* Aim of the task
Check each line of the listing for the string "below", count the lines that have it, and answer with that number only.

* Data in this exercise
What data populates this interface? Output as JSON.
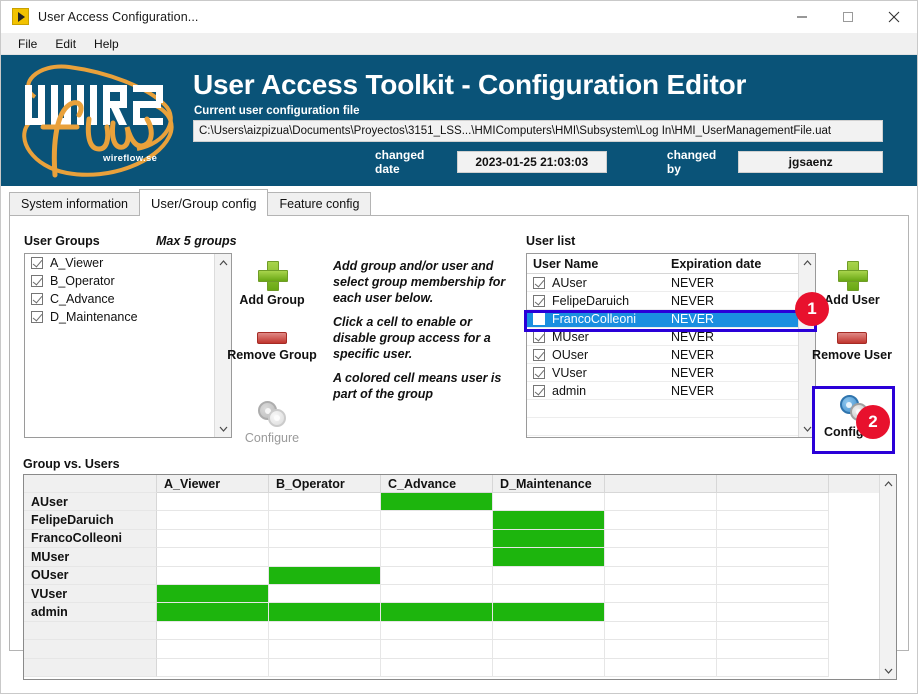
{
  "window": {
    "title": "User Access Configuration...",
    "app_icon": "play-triangle-icon",
    "minimize": "–",
    "maximize": "□",
    "close": "✕"
  },
  "menu": {
    "items": [
      "File",
      "Edit",
      "Help"
    ]
  },
  "banner": {
    "bg_color": "#0a5378",
    "logo_text": "wireflow.se",
    "app_title": "User Access Toolkit - Configuration Editor",
    "config_file_label": "Current user configuration file",
    "config_file_path": "C:\\Users\\aizpizua\\Documents\\Proyectos\\3151_LSS...\\HMIComputers\\HMI\\Subsystem\\Log In\\HMI_UserManagementFile.uat",
    "changed_date_label": "changed date",
    "changed_date_value": "2023-01-25 21:03:03",
    "changed_by_label": "changed by",
    "changed_by_value": "jgsaenz"
  },
  "tabs": [
    {
      "label": "System information",
      "active": false
    },
    {
      "label": "User/Group config",
      "active": true
    },
    {
      "label": "Feature config",
      "active": false
    }
  ],
  "user_groups": {
    "label": "User Groups",
    "max_note": "Max 5 groups",
    "items": [
      {
        "name": "A_Viewer",
        "checked": true
      },
      {
        "name": "B_Operator",
        "checked": true
      },
      {
        "name": "C_Advance",
        "checked": true
      },
      {
        "name": "D_Maintenance",
        "checked": true
      }
    ],
    "scroll_up_icon": "chevron-up-icon",
    "scroll_down_icon": "chevron-down-icon"
  },
  "group_actions": {
    "add_label": "Add Group",
    "add_icon": "plus-icon",
    "remove_label": "Remove Group",
    "remove_icon": "minus-icon",
    "configure_label": "Configure",
    "configure_icon": "gear-icon",
    "configure_disabled": true
  },
  "instructions": [
    "Add group and/or user and select group membership for each user below.",
    "Click a cell to enable or disable group access for a specific user.",
    "A colored cell means user is part of the group"
  ],
  "instructions_lines": {
    "p1": [
      "Add group and/or user and",
      "select group membership for",
      "each user below."
    ],
    "p2": [
      "Click a cell to enable or",
      "disable group access for a",
      "specific user."
    ],
    "p3": [
      "A colored cell means user is",
      "part of the group"
    ]
  },
  "user_list": {
    "label": "User list",
    "columns": [
      "User Name",
      "Expiration date"
    ],
    "sort_icon": "chevron-up-icon",
    "rows": [
      {
        "name": "AUser",
        "expiration": "NEVER",
        "checked": true,
        "selected": false
      },
      {
        "name": "FelipeDaruich",
        "expiration": "NEVER",
        "checked": true,
        "selected": false
      },
      {
        "name": "FrancoColleoni",
        "expiration": "NEVER",
        "checked": true,
        "selected": true
      },
      {
        "name": "MUser",
        "expiration": "NEVER",
        "checked": true,
        "selected": false
      },
      {
        "name": "OUser",
        "expiration": "NEVER",
        "checked": true,
        "selected": false
      },
      {
        "name": "VUser",
        "expiration": "NEVER",
        "checked": true,
        "selected": false
      },
      {
        "name": "admin",
        "expiration": "NEVER",
        "checked": true,
        "selected": false
      }
    ]
  },
  "user_actions": {
    "add_label": "Add User",
    "add_icon": "plus-icon",
    "remove_label": "Remove User",
    "remove_icon": "minus-icon",
    "configure_label": "Configure",
    "configure_icon": "gear-icon"
  },
  "annotations": [
    {
      "number": "1",
      "color": "#e8112d",
      "target": "selected-user-row"
    },
    {
      "number": "2",
      "color": "#e8112d",
      "target": "user-configure-button"
    }
  ],
  "group_vs_users": {
    "label": "Group vs. Users",
    "columns": [
      "",
      "A_Viewer",
      "B_Operator",
      "C_Advance",
      "D_Maintenance",
      "",
      ""
    ],
    "on_color": "#1db50d",
    "rows": [
      {
        "user": "AUser",
        "cells": [
          false,
          false,
          true,
          false,
          false,
          false
        ]
      },
      {
        "user": "FelipeDaruich",
        "cells": [
          false,
          false,
          false,
          true,
          false,
          false
        ]
      },
      {
        "user": "FrancoColleoni",
        "cells": [
          false,
          false,
          false,
          true,
          false,
          false
        ]
      },
      {
        "user": "MUser",
        "cells": [
          false,
          false,
          false,
          true,
          false,
          false
        ]
      },
      {
        "user": "OUser",
        "cells": [
          false,
          true,
          false,
          false,
          false,
          false
        ]
      },
      {
        "user": "VUser",
        "cells": [
          true,
          false,
          false,
          false,
          false,
          false
        ]
      },
      {
        "user": "admin",
        "cells": [
          true,
          true,
          true,
          true,
          false,
          false
        ]
      },
      {
        "user": "",
        "cells": [
          false,
          false,
          false,
          false,
          false,
          false
        ]
      },
      {
        "user": "",
        "cells": [
          false,
          false,
          false,
          false,
          false,
          false
        ]
      },
      {
        "user": "",
        "cells": [
          false,
          false,
          false,
          false,
          false,
          false
        ]
      }
    ],
    "scroll_up_icon": "chevron-up-icon",
    "scroll_down_icon": "chevron-down-icon"
  }
}
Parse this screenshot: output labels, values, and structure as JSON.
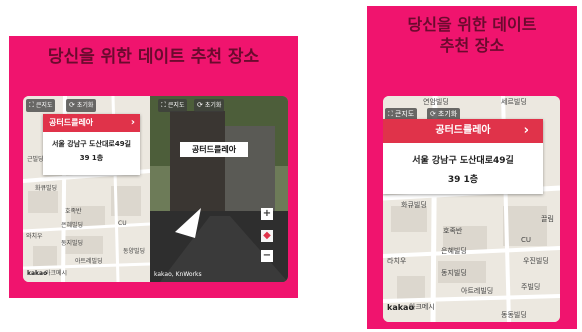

* Exercise result
2